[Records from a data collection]
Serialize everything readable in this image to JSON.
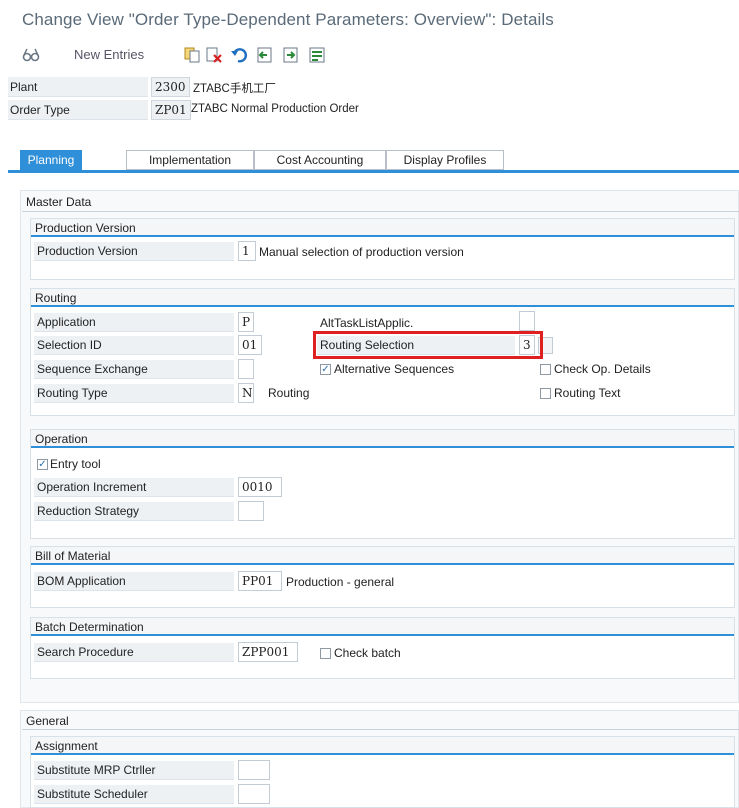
{
  "window": {
    "title": "Change View \"Order Type-Dependent Parameters: Overview\": Details"
  },
  "toolbar": {
    "new_entries_label": "New Entries",
    "icons": [
      "glasses-display-change-icon",
      "copy-icon",
      "delete-icon",
      "undo-icon",
      "previous-entry-icon",
      "next-entry-icon",
      "select-all-icon"
    ]
  },
  "header": {
    "plant_label": "Plant",
    "plant_code": "2300",
    "plant_desc": "ZTABC手机工厂",
    "order_type_label": "Order Type",
    "order_type_code": "ZP01",
    "order_type_desc": "ZTABC Normal Production Order"
  },
  "tabs": [
    {
      "label": "Planning",
      "active": true
    },
    {
      "label": "Implementation",
      "active": false
    },
    {
      "label": "Cost Accounting",
      "active": false
    },
    {
      "label": "Display Profiles",
      "active": false
    }
  ],
  "master_data": {
    "title": "Master Data",
    "production_version": {
      "title": "Production Version",
      "label": "Production Version",
      "value": "1",
      "desc": "Manual selection of production version"
    },
    "routing": {
      "title": "Routing",
      "application_label": "Application",
      "application_value": "P",
      "alt_task_list_label": "AltTaskListApplic.",
      "alt_task_list_value": "",
      "selection_id_label": "Selection ID",
      "selection_id_value": "01",
      "routing_selection_label": "Routing Selection",
      "routing_selection_value": "3",
      "sequence_exchange_label": "Sequence Exchange",
      "sequence_exchange_value": "",
      "alt_sequences_label": "Alternative Sequences",
      "alt_sequences_checked": true,
      "check_op_details_label": "Check Op. Details",
      "check_op_details_checked": false,
      "routing_type_label": "Routing Type",
      "routing_type_value": "N",
      "routing_type_desc": "Routing",
      "routing_text_label": "Routing Text",
      "routing_text_checked": false
    },
    "operation": {
      "title": "Operation",
      "entry_tool_label": "Entry tool",
      "entry_tool_checked": true,
      "increment_label": "Operation Increment",
      "increment_value": "0010",
      "reduction_label": "Reduction Strategy",
      "reduction_value": ""
    },
    "bom": {
      "title": "Bill of Material",
      "label": "BOM Application",
      "value": "PP01",
      "desc": "Production - general"
    },
    "batch": {
      "title": "Batch Determination",
      "label": "Search Procedure",
      "value": "ZPP001",
      "check_batch_label": "Check batch",
      "check_batch_checked": false
    }
  },
  "general": {
    "title": "General",
    "assignment": {
      "title": "Assignment",
      "mrp_label": "Substitute MRP Ctrller",
      "mrp_value": "",
      "scheduler_label": "Substitute Scheduler",
      "scheduler_value": ""
    }
  },
  "colors": {
    "accent": "#2f8fd8",
    "highlight": "#e02020"
  }
}
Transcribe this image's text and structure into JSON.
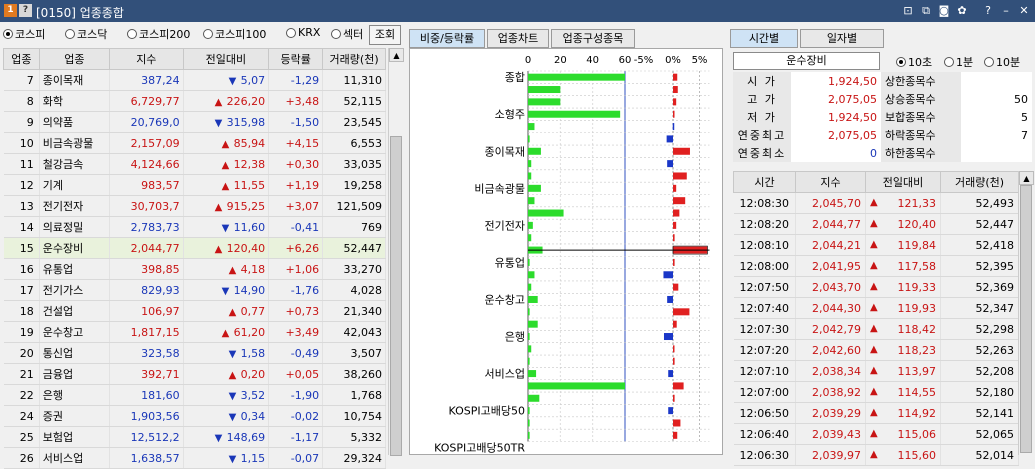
{
  "window": {
    "badge1": "1",
    "badge2": "?",
    "title": "[0150] 업종종합",
    "title_color": "#32507a"
  },
  "left": {
    "market_options": [
      {
        "label": "코스피",
        "selected": true
      },
      {
        "label": "코스닥",
        "selected": false
      },
      {
        "label": "코스피200",
        "selected": false
      },
      {
        "label": "코스피100",
        "selected": false
      },
      {
        "label": "KRX",
        "selected": false
      },
      {
        "label": "섹터",
        "selected": false
      }
    ],
    "query_button": "조회",
    "headers": [
      "업종",
      "업종",
      "지수",
      "전일대비",
      "등락률",
      "거래량(천)"
    ],
    "rows": [
      {
        "code": "7",
        "name": "종이목재",
        "index": "387,24",
        "dir": "dn",
        "change": "5,07",
        "rate": "-1,29",
        "volume": "11,310"
      },
      {
        "code": "8",
        "name": "화학",
        "index": "6,729,77",
        "dir": "up",
        "change": "226,20",
        "rate": "+3,48",
        "volume": "52,115"
      },
      {
        "code": "9",
        "name": "의약품",
        "index": "20,769,0",
        "dir": "dn",
        "change": "315,98",
        "rate": "-1,50",
        "volume": "23,545"
      },
      {
        "code": "10",
        "name": "비금속광물",
        "index": "2,157,09",
        "dir": "up",
        "change": "85,94",
        "rate": "+4,15",
        "volume": "6,553"
      },
      {
        "code": "11",
        "name": "철강금속",
        "index": "4,124,66",
        "dir": "up",
        "change": "12,38",
        "rate": "+0,30",
        "volume": "33,035"
      },
      {
        "code": "12",
        "name": "기계",
        "index": "983,57",
        "dir": "up",
        "change": "11,55",
        "rate": "+1,19",
        "volume": "19,258"
      },
      {
        "code": "13",
        "name": "전기전자",
        "index": "30,703,7",
        "dir": "up",
        "change": "915,25",
        "rate": "+3,07",
        "volume": "121,509"
      },
      {
        "code": "14",
        "name": "의료정밀",
        "index": "2,783,73",
        "dir": "dn",
        "change": "11,60",
        "rate": "-0,41",
        "volume": "769"
      },
      {
        "code": "15",
        "name": "운수장비",
        "index": "2,044,77",
        "dir": "up",
        "change": "120,40",
        "rate": "+6,26",
        "volume": "52,447"
      },
      {
        "code": "16",
        "name": "유통업",
        "index": "398,85",
        "dir": "up",
        "change": "4,18",
        "rate": "+1,06",
        "volume": "33,270"
      },
      {
        "code": "17",
        "name": "전기가스",
        "index": "829,93",
        "dir": "dn",
        "change": "14,90",
        "rate": "-1,76",
        "volume": "4,028"
      },
      {
        "code": "18",
        "name": "건설업",
        "index": "106,97",
        "dir": "up",
        "change": "0,77",
        "rate": "+0,73",
        "volume": "21,340"
      },
      {
        "code": "19",
        "name": "운수창고",
        "index": "1,817,15",
        "dir": "up",
        "change": "61,20",
        "rate": "+3,49",
        "volume": "42,043"
      },
      {
        "code": "20",
        "name": "통신업",
        "index": "323,58",
        "dir": "dn",
        "change": "1,58",
        "rate": "-0,49",
        "volume": "3,507"
      },
      {
        "code": "21",
        "name": "금융업",
        "index": "392,71",
        "dir": "up",
        "change": "0,20",
        "rate": "+0,05",
        "volume": "38,260"
      },
      {
        "code": "22",
        "name": "은행",
        "index": "181,60",
        "dir": "dn",
        "change": "3,52",
        "rate": "-1,90",
        "volume": "1,768"
      },
      {
        "code": "24",
        "name": "증권",
        "index": "1,903,56",
        "dir": "dn",
        "change": "0,34",
        "rate": "-0,02",
        "volume": "10,754"
      },
      {
        "code": "25",
        "name": "보험업",
        "index": "12,512,2",
        "dir": "dn",
        "change": "148,69",
        "rate": "-1,17",
        "volume": "5,332"
      },
      {
        "code": "26",
        "name": "서비스업",
        "index": "1,638,57",
        "dir": "dn",
        "change": "1,15",
        "rate": "-0,07",
        "volume": "29,324"
      }
    ],
    "selected_row_code": "15"
  },
  "middle": {
    "tabs": [
      "비중/등락률",
      "업종차트",
      "업종구성종목"
    ],
    "active_tab": 0,
    "weight_ticks": [
      "0",
      "20",
      "40",
      "60"
    ],
    "rate_ticks": [
      "-5%",
      "0%",
      "5%"
    ],
    "category_labels": [
      "종합",
      "소형주",
      "종이목재",
      "비금속광물",
      "전기전자",
      "유통업",
      "운수창고",
      "은행",
      "서비스업",
      "KOSPI고배당50",
      "KOSPI고배당50TR"
    ]
  },
  "chart_data": {
    "type": "bar",
    "panels": [
      {
        "name": "weight",
        "xlim": [
          0,
          60
        ],
        "ticks": [
          0,
          20,
          40,
          60
        ]
      },
      {
        "name": "change_rate",
        "xlim": [
          -5,
          5
        ],
        "ticks": [
          "-5%",
          "0%",
          "5%"
        ]
      }
    ],
    "rows": 30,
    "weight": [
      100,
      20,
      20,
      57,
      4,
      1,
      8,
      2,
      2,
      8,
      4,
      22,
      3,
      2,
      9,
      1,
      4,
      2,
      6,
      1,
      6,
      1,
      2,
      1,
      5,
      100,
      7,
      1,
      1,
      1
    ],
    "change_rate": [
      0.8,
      0.9,
      0.6,
      0.1,
      -0.05,
      -1.2,
      3.2,
      -1.1,
      2.6,
      0.6,
      2.3,
      1.2,
      0.6,
      0.3,
      6.5,
      0.3,
      -1.8,
      1.0,
      -1.1,
      3.1,
      0.7,
      -1.7,
      0.0,
      0.3,
      -0.9,
      2.0,
      0.3,
      -0.9,
      1.4,
      0.8
    ],
    "highlight_row": 14,
    "weight_color": "#2cdc2c",
    "up_color": "#e02020",
    "down_color": "#1a37c8"
  },
  "right": {
    "tabs": [
      "시간별",
      "일자별"
    ],
    "active_tab": 0,
    "sector_name": "운수장비",
    "interval_options": [
      {
        "label": "10초",
        "selected": true
      },
      {
        "label": "1분",
        "selected": false
      },
      {
        "label": "10분",
        "selected": false
      }
    ],
    "info": [
      {
        "k": "시 가",
        "v": "1,924,50",
        "k2": "상한종목수",
        "v2": ""
      },
      {
        "k": "고 가",
        "v": "2,075,05",
        "k2": "상승종목수",
        "v2": "50"
      },
      {
        "k": "저 가",
        "v": "1,924,50",
        "k2": "보합종목수",
        "v2": "5"
      },
      {
        "k": "연중최고",
        "v": "2,075,05",
        "k2": "하락종목수",
        "v2": "7"
      },
      {
        "k": "연중최소",
        "v": "0",
        "k2": "하한종목수",
        "v2": ""
      }
    ],
    "time_headers": [
      "시간",
      "지수",
      "전일대비",
      "거래량(천)"
    ],
    "time_rows": [
      {
        "time": "12:08:30",
        "index": "2,045,70",
        "change": "121,33",
        "volume": "52,493"
      },
      {
        "time": "12:08:20",
        "index": "2,044,77",
        "change": "120,40",
        "volume": "52,447"
      },
      {
        "time": "12:08:10",
        "index": "2,044,21",
        "change": "119,84",
        "volume": "52,418"
      },
      {
        "time": "12:08:00",
        "index": "2,041,95",
        "change": "117,58",
        "volume": "52,395"
      },
      {
        "time": "12:07:50",
        "index": "2,043,70",
        "change": "119,33",
        "volume": "52,369"
      },
      {
        "time": "12:07:40",
        "index": "2,044,30",
        "change": "119,93",
        "volume": "52,347"
      },
      {
        "time": "12:07:30",
        "index": "2,042,79",
        "change": "118,42",
        "volume": "52,298"
      },
      {
        "time": "12:07:20",
        "index": "2,042,60",
        "change": "118,23",
        "volume": "52,263"
      },
      {
        "time": "12:07:10",
        "index": "2,038,34",
        "change": "113,97",
        "volume": "52,208"
      },
      {
        "time": "12:07:00",
        "index": "2,038,92",
        "change": "114,55",
        "volume": "52,180"
      },
      {
        "time": "12:06:50",
        "index": "2,039,29",
        "change": "114,92",
        "volume": "52,141"
      },
      {
        "time": "12:06:40",
        "index": "2,039,43",
        "change": "115,06",
        "volume": "52,065"
      },
      {
        "time": "12:06:30",
        "index": "2,039,97",
        "change": "115,60",
        "volume": "52,014"
      }
    ]
  },
  "colors": {
    "up": "#c81414",
    "down": "#1a37b8",
    "selected_row_bg": "#e9f2dc",
    "active_tab_bg": "#cfe3f5"
  },
  "icons": {
    "up": "▲",
    "down": "▼",
    "toolbar": [
      "window-pin-icon",
      "copy-icon",
      "screenshot-icon",
      "settings-icon",
      "help-icon",
      "minimize-icon",
      "close-icon"
    ]
  }
}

● REQUIRED TASK
Scan the entries above for the word "image" and collect each line holding it.

● OUTPUT FOR THIS TASK
Serialize everything readable in this image to JSON.
Transcribe this image's text and structure into JSON.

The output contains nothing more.